## Start Recorded data
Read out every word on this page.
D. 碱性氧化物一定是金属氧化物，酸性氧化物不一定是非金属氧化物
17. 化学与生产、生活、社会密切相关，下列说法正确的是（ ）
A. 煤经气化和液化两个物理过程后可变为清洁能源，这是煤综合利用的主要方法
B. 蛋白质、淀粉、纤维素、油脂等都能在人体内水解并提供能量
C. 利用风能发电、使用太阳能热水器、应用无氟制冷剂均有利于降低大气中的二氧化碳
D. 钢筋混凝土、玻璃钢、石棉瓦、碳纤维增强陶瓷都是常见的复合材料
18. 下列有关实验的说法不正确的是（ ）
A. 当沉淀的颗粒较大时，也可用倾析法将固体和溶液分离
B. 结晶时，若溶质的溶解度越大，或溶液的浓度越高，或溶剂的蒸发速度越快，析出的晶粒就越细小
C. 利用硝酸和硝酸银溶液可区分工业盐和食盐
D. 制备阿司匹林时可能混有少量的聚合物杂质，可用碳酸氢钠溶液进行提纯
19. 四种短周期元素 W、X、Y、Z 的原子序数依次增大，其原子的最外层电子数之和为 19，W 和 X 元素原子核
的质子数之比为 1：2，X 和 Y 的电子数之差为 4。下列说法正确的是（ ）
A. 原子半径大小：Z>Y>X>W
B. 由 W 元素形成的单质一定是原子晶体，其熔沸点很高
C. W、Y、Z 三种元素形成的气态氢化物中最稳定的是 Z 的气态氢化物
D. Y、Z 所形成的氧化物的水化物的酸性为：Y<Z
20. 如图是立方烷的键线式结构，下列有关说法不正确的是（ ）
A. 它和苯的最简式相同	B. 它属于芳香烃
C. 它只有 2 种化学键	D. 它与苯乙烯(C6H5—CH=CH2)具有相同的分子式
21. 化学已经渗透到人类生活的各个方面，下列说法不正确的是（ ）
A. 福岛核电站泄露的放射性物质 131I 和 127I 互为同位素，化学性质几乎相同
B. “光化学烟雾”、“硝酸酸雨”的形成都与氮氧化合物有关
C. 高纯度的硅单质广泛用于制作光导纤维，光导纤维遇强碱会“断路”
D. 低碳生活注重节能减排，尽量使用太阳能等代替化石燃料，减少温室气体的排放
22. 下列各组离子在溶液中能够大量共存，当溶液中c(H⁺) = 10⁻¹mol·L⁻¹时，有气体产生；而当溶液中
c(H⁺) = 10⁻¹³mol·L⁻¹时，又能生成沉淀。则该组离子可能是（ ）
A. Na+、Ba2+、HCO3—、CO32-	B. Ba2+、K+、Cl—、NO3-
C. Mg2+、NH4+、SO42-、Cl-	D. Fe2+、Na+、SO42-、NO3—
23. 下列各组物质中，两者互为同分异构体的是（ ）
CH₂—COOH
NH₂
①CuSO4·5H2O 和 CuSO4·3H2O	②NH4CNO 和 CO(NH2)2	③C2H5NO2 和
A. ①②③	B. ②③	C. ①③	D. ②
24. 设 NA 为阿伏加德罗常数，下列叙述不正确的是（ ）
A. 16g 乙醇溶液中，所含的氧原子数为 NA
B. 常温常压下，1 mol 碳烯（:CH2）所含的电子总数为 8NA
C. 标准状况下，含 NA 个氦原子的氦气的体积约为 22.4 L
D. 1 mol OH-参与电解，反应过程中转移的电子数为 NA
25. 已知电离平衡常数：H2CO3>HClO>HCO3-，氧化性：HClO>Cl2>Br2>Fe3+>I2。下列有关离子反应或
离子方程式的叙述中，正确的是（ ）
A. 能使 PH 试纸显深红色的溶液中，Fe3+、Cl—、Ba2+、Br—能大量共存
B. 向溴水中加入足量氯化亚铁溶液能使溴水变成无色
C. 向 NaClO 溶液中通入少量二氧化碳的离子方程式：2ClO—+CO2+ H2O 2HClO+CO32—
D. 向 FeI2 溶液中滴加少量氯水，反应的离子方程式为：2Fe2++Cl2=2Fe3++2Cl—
## End Recorded data
__Exercise aim__: Print the material once more, exactly.

__Task solution__:
Read out every word on this page.
D. 碱性氧化物一定是金属氧化物，酸性氧化物不一定是非金属氧化物
17. 化学与生产、生活、社会密切相关，下列说法正确的是（ ）
A. 煤经气化和液化两个物理过程后可变为清洁能源，这是煤综合利用的主要方法
B. 蛋白质、淀粉、纤维素、油脂等都能在人体内水解并提供能量
C. 利用风能发电、使用太阳能热水器、应用无氟制冷剂均有利于降低大气中的二氧化碳
D. 钢筋混凝土、玻璃钢、石棉瓦、碳纤维增强陶瓷都是常见的复合材料
18. 下列有关实验的说法不正确的是（ ）
A. 当沉淀的颗粒较大时，也可用倾析法将固体和溶液分离
B. 结晶时，若溶质的溶解度越大，或溶液的浓度越高，或溶剂的蒸发速度越快，析出的晶粒就越细小
C. 利用硝酸和硝酸银溶液可区分工业盐和食盐
D. 制备阿司匹林时可能混有少量的聚合物杂质，可用碳酸氢钠溶液进行提纯
19. 四种短周期元素 W、X、Y、Z 的原子序数依次增大，其原子的最外层电子数之和为 19，W 和 X 元素原子核
的质子数之比为 1：2，X 和 Y 的电子数之差为 4。下列说法正确的是（ ）
A. 原子半径大小：Z>Y>X>W
B. 由 W 元素形成的单质一定是原子晶体，其熔沸点很高
C. W、Y、Z 三种元素形成的气态氢化物中最稳定的是 Z 的气态氢化物
D. Y、Z 所形成的氧化物的水化物的酸性为：Y<Z
20. 如图是立方烷的键线式结构，下列有关说法不正确的是（ ）
A. 它和苯的最简式相同	B. 它属于芳香烃
C. 它只有 2 种化学键	D. 它与苯乙烯(C6H5—CH=CH2)具有相同的分子式
21. 化学已经渗透到人类生活的各个方面，下列说法不正确的是（ ）
A. 福岛核电站泄露的放射性物质 131I 和 127I 互为同位素，化学性质几乎相同
B. “光化学烟雾”、“硝酸酸雨”的形成都与氮氧化合物有关
C. 高纯度的硅单质广泛用于制作光导纤维，光导纤维遇强碱会“断路”
D. 低碳生活注重节能减排，尽量使用太阳能等代替化石燃料，减少温室气体的排放
22. 下列各组离子在溶液中能够大量共存，当溶液中c(H⁺) = 10⁻¹mol·L⁻¹时，有气体产生；而当溶液中
c(H⁺) = 10⁻¹³mol·L⁻¹时，又能生成沉淀。则该组离子可能是（ ）
A. Na+、Ba2+、HCO3—、CO32-	B. Ba2+、K+、Cl—、NO3-
C. Mg2+、NH4+、SO42-、Cl-	D. Fe2+、Na+、SO42-、NO3—
23. 下列各组物质中，两者互为同分异构体的是（ ）
CH₂—COOH
NH₂
①CuSO4·5H2O 和 CuSO4·3H2O	②NH4CNO 和 CO(NH2)2	③C2H5NO2 和
A. ①②③	B. ②③	C. ①③	D. ②
24. 设 NA 为阿伏加德罗常数，下列叙述不正确的是（ ）
A. 16g 乙醇溶液中，所含的氧原子数为 NA
B. 常温常压下，1 mol 碳烯（:CH2）所含的电子总数为 8NA
C. 标准状况下，含 NA 个氦原子的氦气的体积约为 22.4 L
D. 1 mol OH-参与电解，反应过程中转移的电子数为 NA
25. 已知电离平衡常数：H2CO3>HClO>HCO3-，氧化性：HClO>Cl2>Br2>Fe3+>I2。下列有关离子反应或
离子方程式的叙述中，正确的是（ ）
A. 能使 PH 试纸显深红色的溶液中，Fe3+、Cl—、Ba2+、Br—能大量共存
B. 向溴水中加入足量氯化亚铁溶液能使溴水变成无色
C. 向 NaClO 溶液中通入少量二氧化碳的离子方程式：2ClO—+CO2+ H2O 2HClO+CO32—
D. 向 FeI2 溶液中滴加少量氯水，反应的离子方程式为：2Fe2++Cl2=2Fe3++2Cl—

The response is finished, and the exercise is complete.